__Written instruction__
Pull out every line below that holds the word "ylabel".

====

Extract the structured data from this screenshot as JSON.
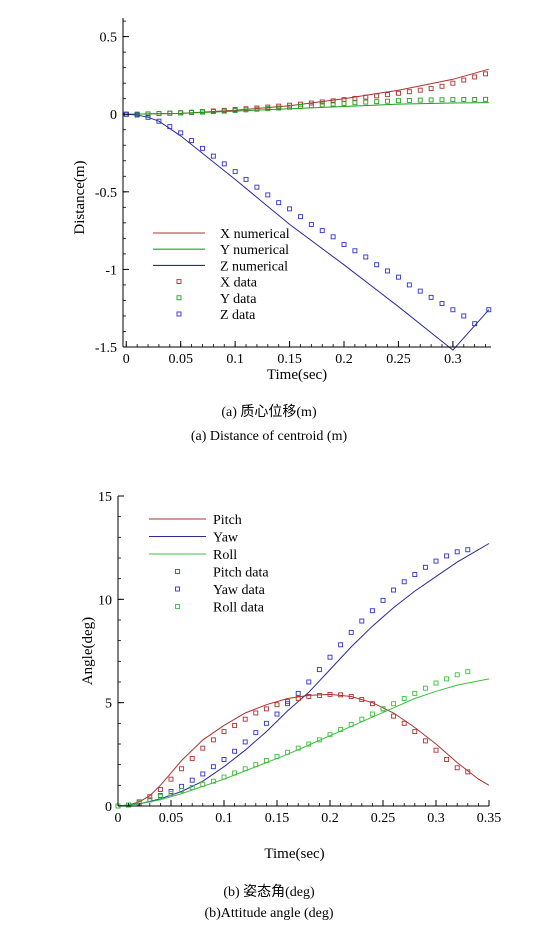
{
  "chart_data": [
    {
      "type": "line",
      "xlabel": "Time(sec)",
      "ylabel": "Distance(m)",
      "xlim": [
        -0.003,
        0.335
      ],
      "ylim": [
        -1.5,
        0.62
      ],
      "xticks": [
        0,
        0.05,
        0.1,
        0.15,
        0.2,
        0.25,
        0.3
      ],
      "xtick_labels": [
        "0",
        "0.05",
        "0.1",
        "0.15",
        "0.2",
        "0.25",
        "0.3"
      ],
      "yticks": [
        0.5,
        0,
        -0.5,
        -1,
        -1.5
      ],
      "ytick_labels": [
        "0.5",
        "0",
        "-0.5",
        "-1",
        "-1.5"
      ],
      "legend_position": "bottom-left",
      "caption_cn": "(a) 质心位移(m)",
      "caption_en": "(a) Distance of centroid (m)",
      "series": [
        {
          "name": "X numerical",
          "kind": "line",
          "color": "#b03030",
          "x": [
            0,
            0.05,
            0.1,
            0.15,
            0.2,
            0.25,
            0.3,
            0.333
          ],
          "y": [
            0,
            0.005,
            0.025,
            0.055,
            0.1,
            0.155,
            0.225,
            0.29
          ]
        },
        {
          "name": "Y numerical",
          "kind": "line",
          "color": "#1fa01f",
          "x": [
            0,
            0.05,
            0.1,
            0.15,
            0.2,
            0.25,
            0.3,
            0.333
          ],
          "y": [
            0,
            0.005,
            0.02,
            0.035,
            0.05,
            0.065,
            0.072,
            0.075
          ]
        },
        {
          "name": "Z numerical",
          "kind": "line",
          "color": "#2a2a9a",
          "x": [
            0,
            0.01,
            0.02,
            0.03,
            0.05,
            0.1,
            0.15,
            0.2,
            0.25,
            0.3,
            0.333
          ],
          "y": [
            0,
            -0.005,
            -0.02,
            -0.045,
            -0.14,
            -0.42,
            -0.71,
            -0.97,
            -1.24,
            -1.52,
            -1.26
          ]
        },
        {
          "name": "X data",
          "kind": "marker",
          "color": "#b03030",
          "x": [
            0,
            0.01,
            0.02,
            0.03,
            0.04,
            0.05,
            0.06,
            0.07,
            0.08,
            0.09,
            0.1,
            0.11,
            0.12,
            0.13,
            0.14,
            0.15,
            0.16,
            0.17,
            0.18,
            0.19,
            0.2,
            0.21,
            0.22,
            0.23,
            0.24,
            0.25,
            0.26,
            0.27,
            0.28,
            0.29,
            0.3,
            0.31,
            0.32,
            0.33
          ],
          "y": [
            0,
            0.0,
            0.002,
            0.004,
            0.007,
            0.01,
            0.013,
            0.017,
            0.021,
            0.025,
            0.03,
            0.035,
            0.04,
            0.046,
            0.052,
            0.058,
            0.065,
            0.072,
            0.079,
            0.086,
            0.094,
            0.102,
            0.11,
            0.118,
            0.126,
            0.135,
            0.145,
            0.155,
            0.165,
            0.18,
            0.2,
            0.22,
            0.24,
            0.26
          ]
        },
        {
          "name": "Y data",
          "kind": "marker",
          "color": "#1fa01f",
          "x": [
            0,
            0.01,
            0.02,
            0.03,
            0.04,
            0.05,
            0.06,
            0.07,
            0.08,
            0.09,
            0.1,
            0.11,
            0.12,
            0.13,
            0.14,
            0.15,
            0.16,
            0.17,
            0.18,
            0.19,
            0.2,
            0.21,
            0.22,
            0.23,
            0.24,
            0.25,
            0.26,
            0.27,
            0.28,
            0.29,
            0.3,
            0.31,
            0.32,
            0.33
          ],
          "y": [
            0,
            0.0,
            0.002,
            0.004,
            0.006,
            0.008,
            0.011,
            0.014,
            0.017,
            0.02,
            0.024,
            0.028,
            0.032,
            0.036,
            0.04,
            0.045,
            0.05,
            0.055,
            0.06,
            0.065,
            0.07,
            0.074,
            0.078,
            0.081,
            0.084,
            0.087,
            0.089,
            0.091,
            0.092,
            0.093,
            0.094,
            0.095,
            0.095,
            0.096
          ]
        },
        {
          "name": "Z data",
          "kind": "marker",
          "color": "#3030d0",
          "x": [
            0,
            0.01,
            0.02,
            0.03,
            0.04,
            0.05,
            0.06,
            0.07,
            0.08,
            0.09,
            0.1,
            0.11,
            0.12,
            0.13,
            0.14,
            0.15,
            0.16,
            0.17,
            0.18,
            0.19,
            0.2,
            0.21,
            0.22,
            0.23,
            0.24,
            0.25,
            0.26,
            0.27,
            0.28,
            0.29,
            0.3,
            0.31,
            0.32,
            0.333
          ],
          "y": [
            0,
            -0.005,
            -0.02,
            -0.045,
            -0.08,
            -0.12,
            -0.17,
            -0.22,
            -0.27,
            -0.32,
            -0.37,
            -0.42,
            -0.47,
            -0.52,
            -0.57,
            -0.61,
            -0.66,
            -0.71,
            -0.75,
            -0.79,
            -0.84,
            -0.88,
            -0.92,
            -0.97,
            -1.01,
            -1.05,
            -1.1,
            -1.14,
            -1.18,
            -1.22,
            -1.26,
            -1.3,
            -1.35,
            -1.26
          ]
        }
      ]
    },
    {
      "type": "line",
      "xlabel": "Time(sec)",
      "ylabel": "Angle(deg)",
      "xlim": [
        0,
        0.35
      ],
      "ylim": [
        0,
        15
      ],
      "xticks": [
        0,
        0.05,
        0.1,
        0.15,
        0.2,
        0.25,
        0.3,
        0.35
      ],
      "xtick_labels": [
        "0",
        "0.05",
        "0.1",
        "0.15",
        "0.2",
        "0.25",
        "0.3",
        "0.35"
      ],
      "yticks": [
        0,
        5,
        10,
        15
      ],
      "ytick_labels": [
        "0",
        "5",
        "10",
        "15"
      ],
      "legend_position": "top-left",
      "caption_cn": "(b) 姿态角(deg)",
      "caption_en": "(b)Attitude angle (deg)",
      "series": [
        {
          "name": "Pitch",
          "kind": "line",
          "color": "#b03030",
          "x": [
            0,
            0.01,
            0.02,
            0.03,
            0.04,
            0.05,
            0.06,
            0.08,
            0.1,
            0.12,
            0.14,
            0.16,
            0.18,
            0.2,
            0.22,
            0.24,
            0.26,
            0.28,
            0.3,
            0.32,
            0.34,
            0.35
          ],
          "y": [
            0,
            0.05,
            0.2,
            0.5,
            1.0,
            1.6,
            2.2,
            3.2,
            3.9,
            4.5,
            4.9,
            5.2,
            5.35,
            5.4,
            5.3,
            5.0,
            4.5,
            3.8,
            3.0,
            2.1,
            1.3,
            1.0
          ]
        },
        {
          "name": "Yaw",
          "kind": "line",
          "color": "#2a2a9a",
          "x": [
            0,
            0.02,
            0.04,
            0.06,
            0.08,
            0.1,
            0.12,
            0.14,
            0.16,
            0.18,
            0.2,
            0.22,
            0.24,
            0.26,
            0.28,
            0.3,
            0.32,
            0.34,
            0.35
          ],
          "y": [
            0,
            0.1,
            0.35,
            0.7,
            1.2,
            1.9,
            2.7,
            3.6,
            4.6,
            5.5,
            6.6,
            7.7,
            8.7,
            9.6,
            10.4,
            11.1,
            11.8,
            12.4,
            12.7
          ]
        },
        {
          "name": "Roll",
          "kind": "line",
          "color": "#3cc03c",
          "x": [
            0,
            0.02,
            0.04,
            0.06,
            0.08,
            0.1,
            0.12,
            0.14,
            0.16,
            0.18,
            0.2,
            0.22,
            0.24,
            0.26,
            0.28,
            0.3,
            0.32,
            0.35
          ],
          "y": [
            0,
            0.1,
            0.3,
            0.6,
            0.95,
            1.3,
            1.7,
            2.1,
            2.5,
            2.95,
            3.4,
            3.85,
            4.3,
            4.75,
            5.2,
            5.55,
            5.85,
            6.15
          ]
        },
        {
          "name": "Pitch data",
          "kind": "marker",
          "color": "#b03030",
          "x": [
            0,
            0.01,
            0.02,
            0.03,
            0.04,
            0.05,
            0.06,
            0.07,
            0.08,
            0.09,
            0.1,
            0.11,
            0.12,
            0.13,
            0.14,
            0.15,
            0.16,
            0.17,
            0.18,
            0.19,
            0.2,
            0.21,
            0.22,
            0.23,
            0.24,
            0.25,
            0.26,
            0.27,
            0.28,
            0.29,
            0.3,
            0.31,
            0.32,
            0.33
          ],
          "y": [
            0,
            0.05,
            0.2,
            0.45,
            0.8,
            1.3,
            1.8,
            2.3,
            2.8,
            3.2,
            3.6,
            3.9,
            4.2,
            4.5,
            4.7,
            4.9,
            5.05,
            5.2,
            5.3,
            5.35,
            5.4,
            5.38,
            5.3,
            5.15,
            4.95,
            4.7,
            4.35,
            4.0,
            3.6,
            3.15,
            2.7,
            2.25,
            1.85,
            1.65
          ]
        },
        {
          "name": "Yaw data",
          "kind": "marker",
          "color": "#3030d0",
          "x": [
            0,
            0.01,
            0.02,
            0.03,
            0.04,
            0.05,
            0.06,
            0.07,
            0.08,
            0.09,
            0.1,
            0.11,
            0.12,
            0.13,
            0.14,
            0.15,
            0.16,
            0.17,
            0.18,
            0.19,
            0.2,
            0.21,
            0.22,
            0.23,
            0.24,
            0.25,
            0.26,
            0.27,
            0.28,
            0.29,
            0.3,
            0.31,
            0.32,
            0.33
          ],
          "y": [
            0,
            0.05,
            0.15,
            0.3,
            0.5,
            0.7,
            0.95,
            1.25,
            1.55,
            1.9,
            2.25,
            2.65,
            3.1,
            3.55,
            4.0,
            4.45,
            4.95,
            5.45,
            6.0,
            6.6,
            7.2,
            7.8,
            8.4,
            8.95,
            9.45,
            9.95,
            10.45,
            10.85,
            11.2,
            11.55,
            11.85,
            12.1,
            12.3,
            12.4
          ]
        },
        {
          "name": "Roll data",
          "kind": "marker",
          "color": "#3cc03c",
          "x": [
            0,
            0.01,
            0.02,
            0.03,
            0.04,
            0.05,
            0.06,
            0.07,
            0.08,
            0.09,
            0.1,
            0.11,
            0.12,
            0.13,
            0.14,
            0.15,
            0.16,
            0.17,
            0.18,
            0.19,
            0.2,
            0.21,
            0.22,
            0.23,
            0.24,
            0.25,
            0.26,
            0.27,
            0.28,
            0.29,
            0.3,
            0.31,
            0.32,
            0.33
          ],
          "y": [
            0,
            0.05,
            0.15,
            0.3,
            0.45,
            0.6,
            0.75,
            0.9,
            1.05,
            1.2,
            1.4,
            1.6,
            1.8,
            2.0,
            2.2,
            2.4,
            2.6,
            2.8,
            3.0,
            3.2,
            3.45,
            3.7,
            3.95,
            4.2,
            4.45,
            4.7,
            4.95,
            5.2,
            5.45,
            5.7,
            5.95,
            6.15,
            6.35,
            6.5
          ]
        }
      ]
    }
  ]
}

====

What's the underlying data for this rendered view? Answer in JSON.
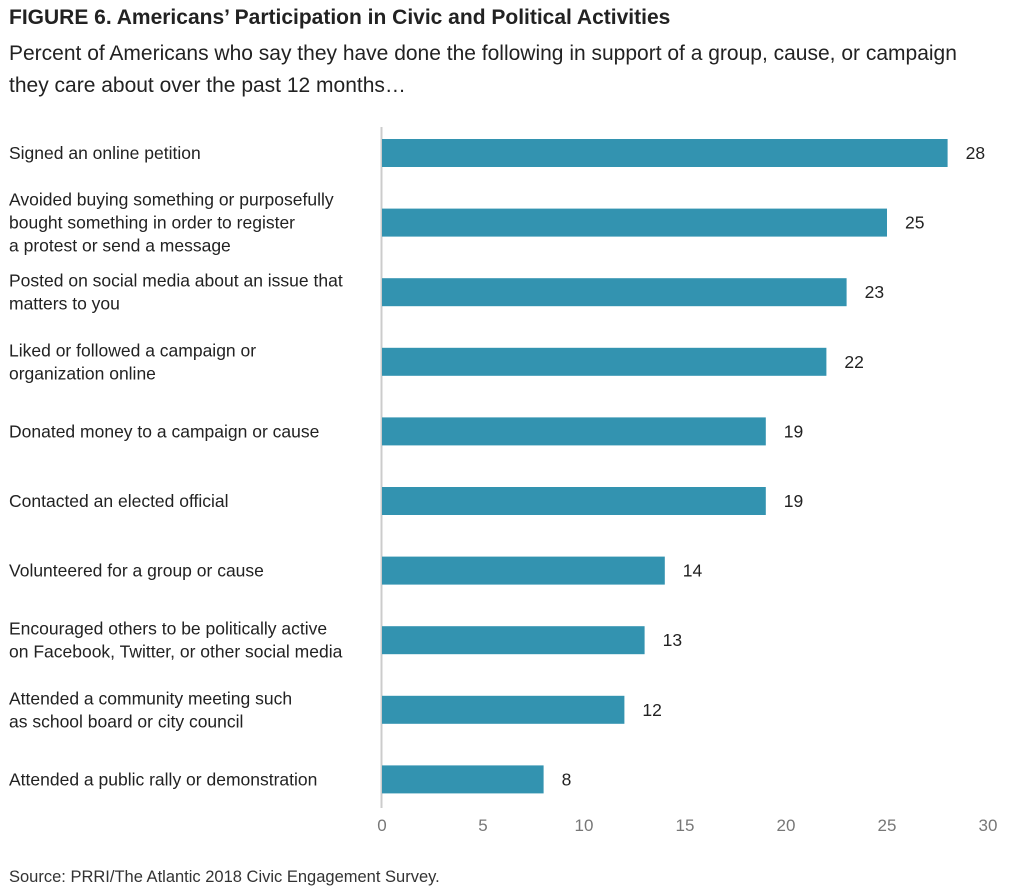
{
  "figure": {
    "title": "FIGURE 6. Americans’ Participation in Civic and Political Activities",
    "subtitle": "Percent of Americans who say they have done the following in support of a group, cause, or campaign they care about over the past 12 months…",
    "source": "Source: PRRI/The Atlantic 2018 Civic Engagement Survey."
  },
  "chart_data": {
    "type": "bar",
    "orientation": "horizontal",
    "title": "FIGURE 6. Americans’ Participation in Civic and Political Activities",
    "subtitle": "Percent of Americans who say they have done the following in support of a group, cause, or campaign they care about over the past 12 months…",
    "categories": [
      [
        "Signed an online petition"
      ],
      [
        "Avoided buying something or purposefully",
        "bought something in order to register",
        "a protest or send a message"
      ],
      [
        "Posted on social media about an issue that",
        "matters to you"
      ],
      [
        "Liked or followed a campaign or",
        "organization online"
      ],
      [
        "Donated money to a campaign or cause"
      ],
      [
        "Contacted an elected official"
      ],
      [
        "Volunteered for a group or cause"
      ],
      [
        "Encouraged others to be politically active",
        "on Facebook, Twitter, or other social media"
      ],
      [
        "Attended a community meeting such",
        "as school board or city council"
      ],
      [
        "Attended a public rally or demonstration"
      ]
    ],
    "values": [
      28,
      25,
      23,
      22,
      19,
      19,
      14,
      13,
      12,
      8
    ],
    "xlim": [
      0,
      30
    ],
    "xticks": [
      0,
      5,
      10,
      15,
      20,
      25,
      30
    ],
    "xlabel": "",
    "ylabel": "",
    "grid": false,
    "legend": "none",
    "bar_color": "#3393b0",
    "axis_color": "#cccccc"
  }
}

====

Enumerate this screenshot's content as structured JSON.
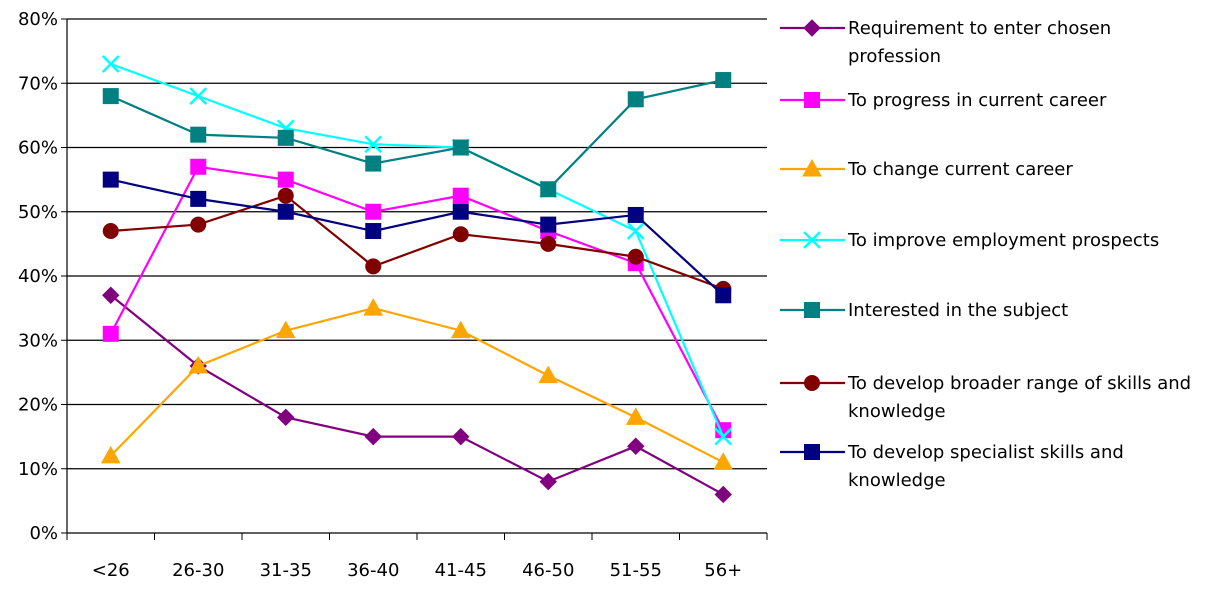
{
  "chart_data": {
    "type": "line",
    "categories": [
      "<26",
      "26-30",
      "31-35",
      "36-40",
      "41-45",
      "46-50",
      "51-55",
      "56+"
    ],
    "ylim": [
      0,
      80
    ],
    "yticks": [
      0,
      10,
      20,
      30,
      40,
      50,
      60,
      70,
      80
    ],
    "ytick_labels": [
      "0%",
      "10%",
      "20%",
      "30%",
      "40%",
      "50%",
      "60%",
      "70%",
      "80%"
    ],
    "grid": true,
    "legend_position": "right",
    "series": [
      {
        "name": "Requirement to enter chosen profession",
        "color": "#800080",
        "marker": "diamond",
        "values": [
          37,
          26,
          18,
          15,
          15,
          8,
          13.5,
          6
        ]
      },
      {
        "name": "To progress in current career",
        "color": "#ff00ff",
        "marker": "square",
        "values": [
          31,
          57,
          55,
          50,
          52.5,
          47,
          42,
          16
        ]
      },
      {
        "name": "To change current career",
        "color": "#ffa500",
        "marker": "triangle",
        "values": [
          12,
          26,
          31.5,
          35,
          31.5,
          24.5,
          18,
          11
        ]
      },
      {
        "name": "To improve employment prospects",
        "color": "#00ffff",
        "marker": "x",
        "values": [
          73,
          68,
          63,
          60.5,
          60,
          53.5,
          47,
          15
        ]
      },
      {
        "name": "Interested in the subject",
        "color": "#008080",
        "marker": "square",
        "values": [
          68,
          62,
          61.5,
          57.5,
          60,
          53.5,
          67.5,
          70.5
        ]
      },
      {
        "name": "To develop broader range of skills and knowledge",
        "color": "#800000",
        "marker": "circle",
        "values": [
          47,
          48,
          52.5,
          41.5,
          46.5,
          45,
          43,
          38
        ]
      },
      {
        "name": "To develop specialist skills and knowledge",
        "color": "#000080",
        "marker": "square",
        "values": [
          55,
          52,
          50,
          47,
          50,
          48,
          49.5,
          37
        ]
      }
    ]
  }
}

====

__Final result__
      "ylabel": "Distance(m)",
      "ylabel": "Angle(deg)",
    "ylabel": "",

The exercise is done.